■ Required work ■
Word for word, give the material below again, minus any images.

──────── Data shown ────────

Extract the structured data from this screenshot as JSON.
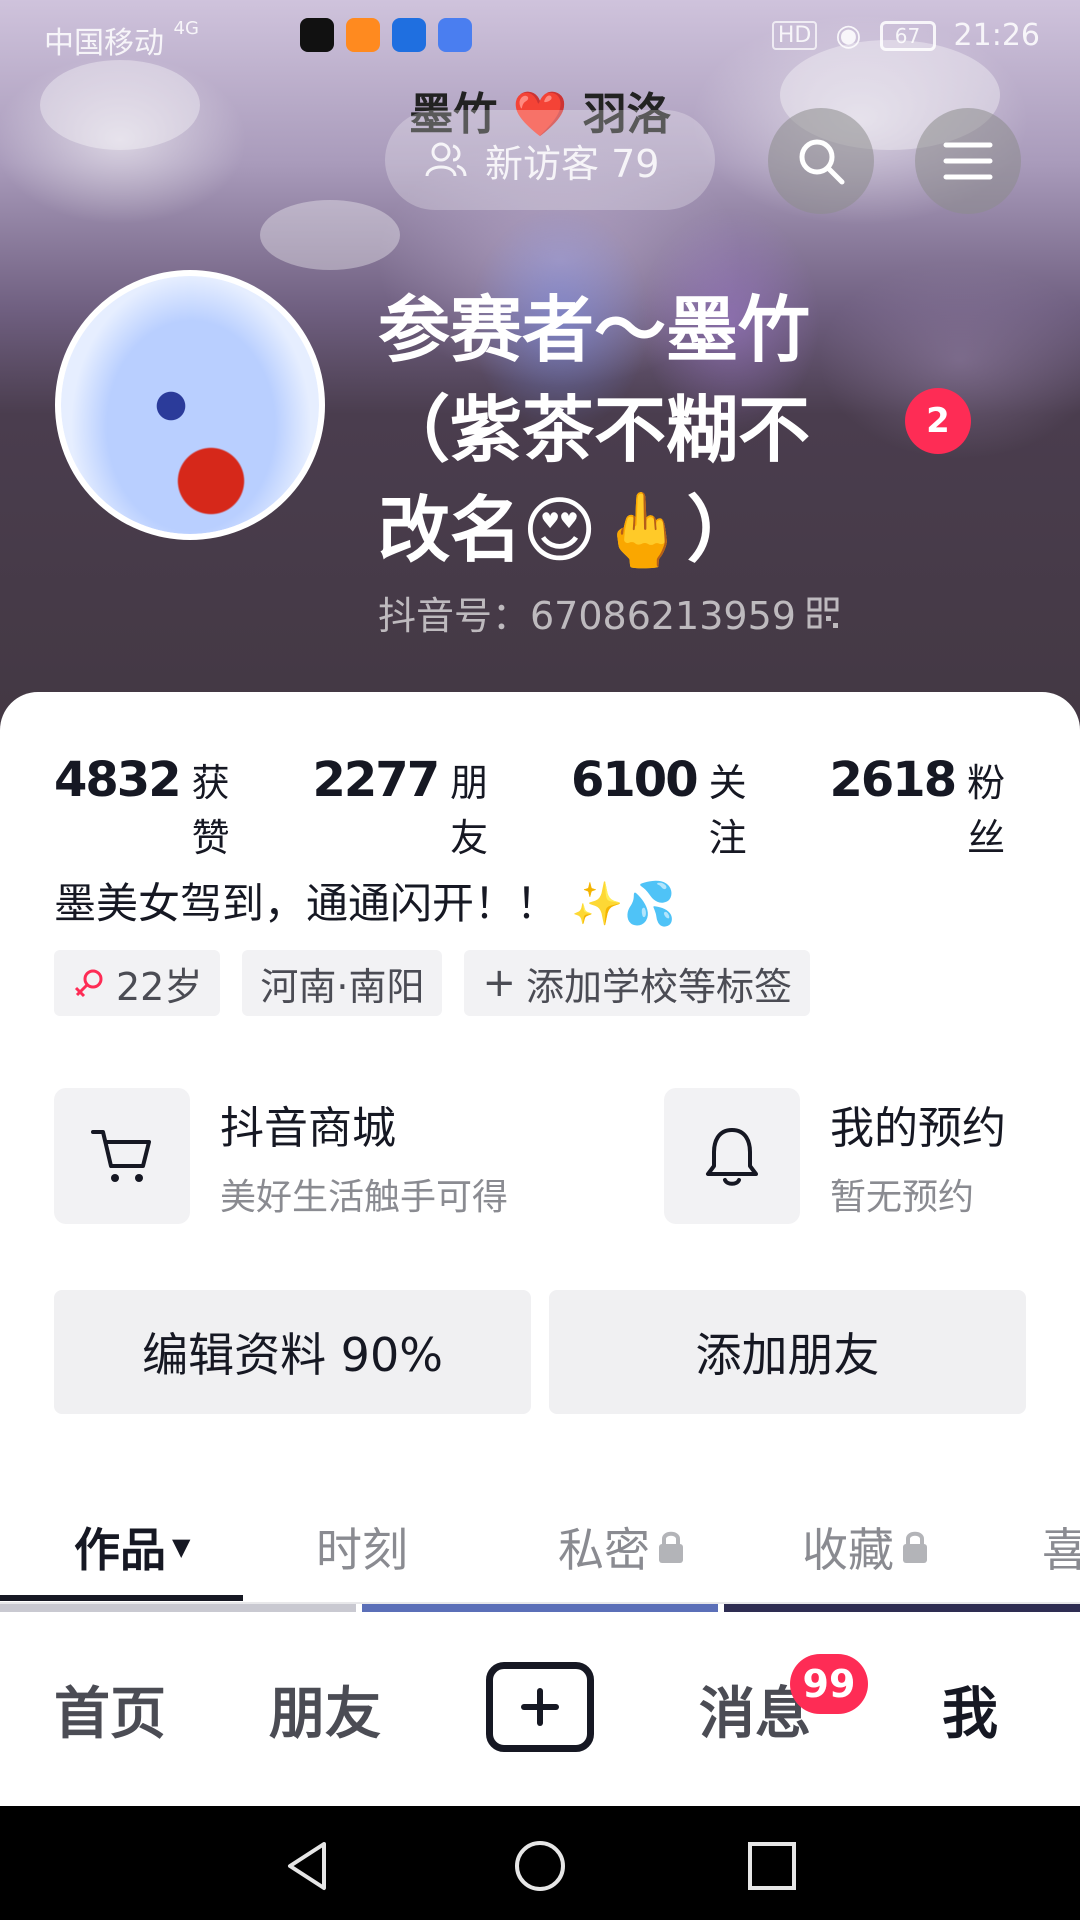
{
  "status_bar": {
    "carrier": "中国移动",
    "network": "4G",
    "battery": "67",
    "time": "21:26"
  },
  "header": {
    "cover_title": "墨竹 ❤️ 羽洛",
    "visitor_label": "新访客 79",
    "search_icon": "search-icon",
    "menu_icon": "menu-icon"
  },
  "profile": {
    "nickname": "参赛者～墨竹（紫茶不糊不改名😍🖕）",
    "notification_count": "2",
    "douyin_id": "抖音号：67086213959"
  },
  "stats": [
    {
      "value": "4832",
      "label": "获赞"
    },
    {
      "value": "2277",
      "label": "朋友"
    },
    {
      "value": "6100",
      "label": "关注"
    },
    {
      "value": "2618",
      "label": "粉丝"
    }
  ],
  "bio": "墨美女驾到，通通闪开！！ ✨💦",
  "tags": {
    "age": "22岁",
    "location": "河南·南阳",
    "add_tag": "添加学校等标签"
  },
  "entries": {
    "mall": {
      "title": "抖音商城",
      "subtitle": "美好生活触手可得"
    },
    "booking": {
      "title": "我的预约",
      "subtitle": "暂无预约"
    }
  },
  "actions": {
    "edit_profile": "编辑资料 90%",
    "add_friend": "添加朋友"
  },
  "tabs": {
    "works": "作品",
    "moments": "时刻",
    "private": "私密",
    "favorites": "收藏",
    "likes": "喜"
  },
  "bottom_nav": {
    "home": "首页",
    "friends": "朋友",
    "messages": "消息",
    "messages_badge": "99",
    "me": "我"
  },
  "colors": {
    "accent": "#fe2c55",
    "text_primary": "#161823",
    "text_secondary": "#8a8b91"
  }
}
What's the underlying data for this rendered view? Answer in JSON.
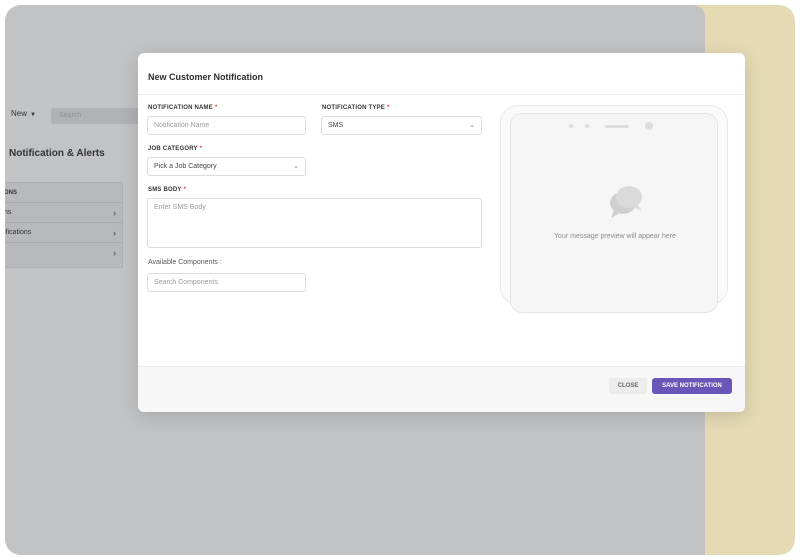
{
  "background_app": {
    "new_label": "New",
    "search_placeholder": "Search",
    "title": "Notification & Alerts",
    "panel": {
      "header": "ONS",
      "rows": [
        "ns",
        "ifications",
        ""
      ]
    }
  },
  "modal": {
    "title": "New Customer Notification",
    "fields": {
      "notification_name": {
        "label": "NOTIFICATION NAME",
        "placeholder": "Notification Name"
      },
      "notification_type": {
        "label": "NOTIFICATION TYPE",
        "value": "SMS"
      },
      "job_category": {
        "label": "JOB CATEGORY",
        "value": "Pick a Job Category"
      },
      "sms_body": {
        "label": "SMS BODY",
        "placeholder": "Enter SMS Body"
      },
      "components": {
        "label": "Available Components :",
        "placeholder": "Search Components"
      }
    },
    "required_marker": "*",
    "preview_text": "Your message preview will appear here",
    "buttons": {
      "close": "CLOSE",
      "save": "SAVE NOTIFICATION"
    }
  },
  "colors": {
    "accent": "#6a56b8",
    "backdrop": "#e6dab5",
    "overlay": "#c2c3c5",
    "required": "#e23b3b"
  },
  "icons": [
    "caret-down-icon",
    "chevron-right-icon",
    "chevron-down-icon",
    "chat-bubbles-icon"
  ]
}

────────

■ Correct output ■
Extract the structured data from this screenshot as JSON.
{
  "status_bar": {
    "carrier": "中国移动",
    "network": "4G",
    "battery": "67",
    "time": "21:26"
  },
  "header": {
    "cover_title": "墨竹 ❤️ 羽洛",
    "visitor_label": "新访客 79",
    "search_icon": "search-icon",
    "menu_icon": "menu-icon"
  },
  "profile": {
    "nickname": "参赛者～墨竹（紫茶不糊不改名😍🖕）",
    "notification_count": "2",
    "douyin_id": "抖音号：67086213959"
  },
  "stats": [
    {
      "value": "4832",
      "label": "获赞"
    },
    {
      "value": "2277",
      "label": "朋友"
    },
    {
      "value": "6100",
      "label": "关注"
    },
    {
      "value": "2618",
      "label": "粉丝"
    }
  ],
  "bio": "墨美女驾到，通通闪开！！ ✨💦",
  "tags": {
    "age": "22岁",
    "location": "河南·南阳",
    "add_tag": "添加学校等标签"
  },
  "entries": {
    "mall": {
      "title": "抖音商城",
      "subtitle": "美好生活触手可得"
    },
    "booking": {
      "title": "我的预约",
      "subtitle": "暂无预约"
    }
  },
  "actions": {
    "edit_profile": "编辑资料 90%",
    "add_friend": "添加朋友"
  },
  "tabs": {
    "works": "作品",
    "moments": "时刻",
    "private": "私密",
    "favorites": "收藏",
    "likes": "喜"
  },
  "bottom_nav": {
    "home": "首页",
    "friends": "朋友",
    "messages": "消息",
    "messages_badge": "99",
    "me": "我"
  },
  "colors": {
    "accent": "#fe2c55",
    "text_primary": "#161823",
    "text_secondary": "#8a8b91"
  }
}
What's the underlying data for this rendered view? Answer in JSON.
{
  "background_app": {
    "new_label": "New",
    "search_placeholder": "Search",
    "title": "Notification & Alerts",
    "panel": {
      "header": "ONS",
      "rows": [
        "ns",
        "ifications",
        ""
      ]
    }
  },
  "modal": {
    "title": "New Customer Notification",
    "fields": {
      "notification_name": {
        "label": "NOTIFICATION NAME",
        "placeholder": "Notification Name"
      },
      "notification_type": {
        "label": "NOTIFICATION TYPE",
        "value": "SMS"
      },
      "job_category": {
        "label": "JOB CATEGORY",
        "value": "Pick a Job Category"
      },
      "sms_body": {
        "label": "SMS BODY",
        "placeholder": "Enter SMS Body"
      },
      "components": {
        "label": "Available Components :",
        "placeholder": "Search Components"
      }
    },
    "required_marker": "*",
    "preview_text": "Your message preview will appear here",
    "buttons": {
      "close": "CLOSE",
      "save": "SAVE NOTIFICATION"
    }
  },
  "colors": {
    "accent": "#6a56b8",
    "backdrop": "#e6dab5",
    "overlay": "#c2c3c5",
    "required": "#e23b3b"
  },
  "icons": [
    "caret-down-icon",
    "chevron-right-icon",
    "chevron-down-icon",
    "chat-bubbles-icon"
  ]
}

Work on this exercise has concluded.